Brief: Pictures stay out of the copy; restate everything else in the material exactly.
··········
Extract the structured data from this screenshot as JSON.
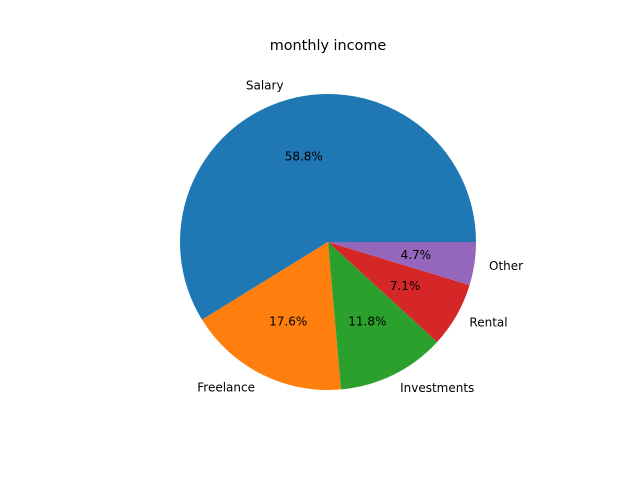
{
  "chart_data": {
    "type": "pie",
    "title": "monthly income",
    "categories": [
      "Salary",
      "Freelance",
      "Investments",
      "Rental",
      "Other"
    ],
    "values": [
      58.8,
      17.6,
      11.8,
      7.1,
      4.7
    ],
    "pct_labels": [
      "58.8%",
      "17.6%",
      "11.8%",
      "7.1%",
      "4.7%"
    ],
    "colors": [
      "#1f77b4",
      "#ff7f0e",
      "#2ca02c",
      "#d62728",
      "#9467bd"
    ],
    "start_angle_deg": 0,
    "direction": "counterclockwise",
    "legend": "none"
  }
}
··········
Worked solution:
Extract the structured data from this screenshot as JSON.
{
  "chart_data": {
    "type": "pie",
    "title": "monthly income",
    "categories": [
      "Salary",
      "Freelance",
      "Investments",
      "Rental",
      "Other"
    ],
    "values": [
      58.8,
      17.6,
      11.8,
      7.1,
      4.7
    ],
    "pct_labels": [
      "58.8%",
      "17.6%",
      "11.8%",
      "7.1%",
      "4.7%"
    ],
    "colors": [
      "#1f77b4",
      "#ff7f0e",
      "#2ca02c",
      "#d62728",
      "#9467bd"
    ],
    "start_angle_deg": 0,
    "direction": "counterclockwise",
    "legend": "none"
  }
}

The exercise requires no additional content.